**EXERCISE AIM**
Extract from the listing each line in which the word "υγείας" appears.

>> begin

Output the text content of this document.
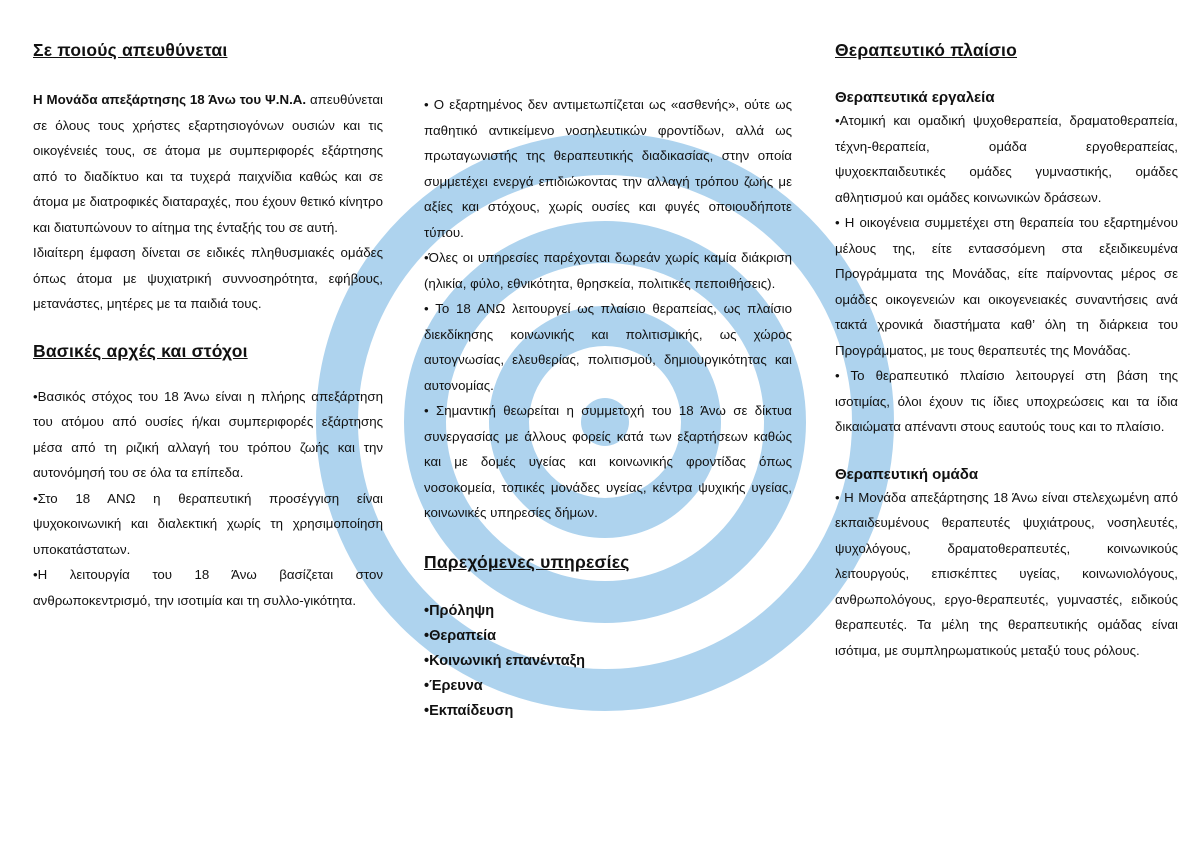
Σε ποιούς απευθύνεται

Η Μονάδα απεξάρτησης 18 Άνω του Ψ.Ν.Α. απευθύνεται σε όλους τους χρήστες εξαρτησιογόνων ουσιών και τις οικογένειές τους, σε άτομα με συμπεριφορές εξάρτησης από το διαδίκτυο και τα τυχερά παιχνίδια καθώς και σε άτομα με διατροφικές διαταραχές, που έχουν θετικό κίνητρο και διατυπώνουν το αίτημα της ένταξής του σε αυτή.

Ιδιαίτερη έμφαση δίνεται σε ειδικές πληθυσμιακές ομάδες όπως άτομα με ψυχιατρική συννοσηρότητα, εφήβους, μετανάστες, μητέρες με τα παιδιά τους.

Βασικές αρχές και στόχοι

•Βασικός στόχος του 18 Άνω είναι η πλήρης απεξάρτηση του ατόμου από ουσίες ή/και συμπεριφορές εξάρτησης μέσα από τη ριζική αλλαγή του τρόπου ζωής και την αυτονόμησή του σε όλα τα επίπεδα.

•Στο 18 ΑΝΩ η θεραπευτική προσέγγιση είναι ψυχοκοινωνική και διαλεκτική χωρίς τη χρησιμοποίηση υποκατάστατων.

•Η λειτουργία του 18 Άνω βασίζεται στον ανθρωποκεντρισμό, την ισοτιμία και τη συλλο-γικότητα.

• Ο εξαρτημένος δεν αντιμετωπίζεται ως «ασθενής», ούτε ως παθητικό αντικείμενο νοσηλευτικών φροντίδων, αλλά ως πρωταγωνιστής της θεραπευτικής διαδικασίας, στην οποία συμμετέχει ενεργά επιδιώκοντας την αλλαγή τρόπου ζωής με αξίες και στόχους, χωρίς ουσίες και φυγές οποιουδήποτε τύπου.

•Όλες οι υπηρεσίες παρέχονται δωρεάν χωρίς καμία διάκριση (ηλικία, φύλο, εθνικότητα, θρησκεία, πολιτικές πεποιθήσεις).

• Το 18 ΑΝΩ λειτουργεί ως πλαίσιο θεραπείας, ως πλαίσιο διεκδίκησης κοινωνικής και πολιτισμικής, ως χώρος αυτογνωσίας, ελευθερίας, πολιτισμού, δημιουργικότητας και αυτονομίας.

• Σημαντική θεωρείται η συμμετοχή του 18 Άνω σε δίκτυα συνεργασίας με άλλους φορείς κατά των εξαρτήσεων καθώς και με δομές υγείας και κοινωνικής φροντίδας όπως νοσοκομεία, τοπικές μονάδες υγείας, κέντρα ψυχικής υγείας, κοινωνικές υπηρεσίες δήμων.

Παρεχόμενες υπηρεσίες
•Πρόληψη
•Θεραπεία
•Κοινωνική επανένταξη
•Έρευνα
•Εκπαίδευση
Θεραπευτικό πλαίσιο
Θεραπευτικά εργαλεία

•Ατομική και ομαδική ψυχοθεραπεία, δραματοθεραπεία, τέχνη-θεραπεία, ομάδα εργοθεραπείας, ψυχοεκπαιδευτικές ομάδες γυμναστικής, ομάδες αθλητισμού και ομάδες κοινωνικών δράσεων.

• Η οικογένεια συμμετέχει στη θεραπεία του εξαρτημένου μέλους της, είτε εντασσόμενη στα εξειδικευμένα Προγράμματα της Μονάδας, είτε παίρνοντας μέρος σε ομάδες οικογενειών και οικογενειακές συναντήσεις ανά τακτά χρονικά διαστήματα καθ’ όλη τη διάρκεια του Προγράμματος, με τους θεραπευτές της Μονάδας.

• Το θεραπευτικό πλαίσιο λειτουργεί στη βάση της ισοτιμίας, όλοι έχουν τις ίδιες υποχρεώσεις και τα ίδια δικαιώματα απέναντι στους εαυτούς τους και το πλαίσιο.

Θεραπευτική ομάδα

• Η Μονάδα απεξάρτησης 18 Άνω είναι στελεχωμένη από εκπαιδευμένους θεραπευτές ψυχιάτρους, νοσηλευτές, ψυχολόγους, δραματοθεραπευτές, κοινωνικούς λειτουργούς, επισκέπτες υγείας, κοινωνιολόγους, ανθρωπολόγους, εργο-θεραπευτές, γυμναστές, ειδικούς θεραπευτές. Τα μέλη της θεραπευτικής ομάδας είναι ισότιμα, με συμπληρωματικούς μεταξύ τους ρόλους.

>> end

**THE SOLUTION**
• Σημαντική θεωρείται η συμμετοχή του 18 Άνω σε δίκτυα συνεργασίας με άλλους φορείς κατά των εξαρτήσεων καθώς και με δομές υγείας και κοινωνικής φροντίδας όπως νοσοκομεία, τοπικές μονάδες υγείας, κέντρα ψυχικής υγείας, κοινωνικές υπηρεσίες δήμων.
• Η Μονάδα απεξάρτησης 18 Άνω είναι στελεχωμένη από εκπαιδευμένους θεραπευτές ψυχιάτρους, νοσηλευτές, ψυχολόγους, δραματοθεραπευτές, κοινωνικούς λειτουργούς, επισκέπτες υγείας, κοινωνιολόγους, ανθρωπολόγους, εργο-θεραπευτές, γυμναστές, ειδικούς θεραπευτές. Τα μέλη της θεραπευτικής ομάδας είναι ισότιμα, με συμπληρωματικούς μεταξύ τους ρόλους.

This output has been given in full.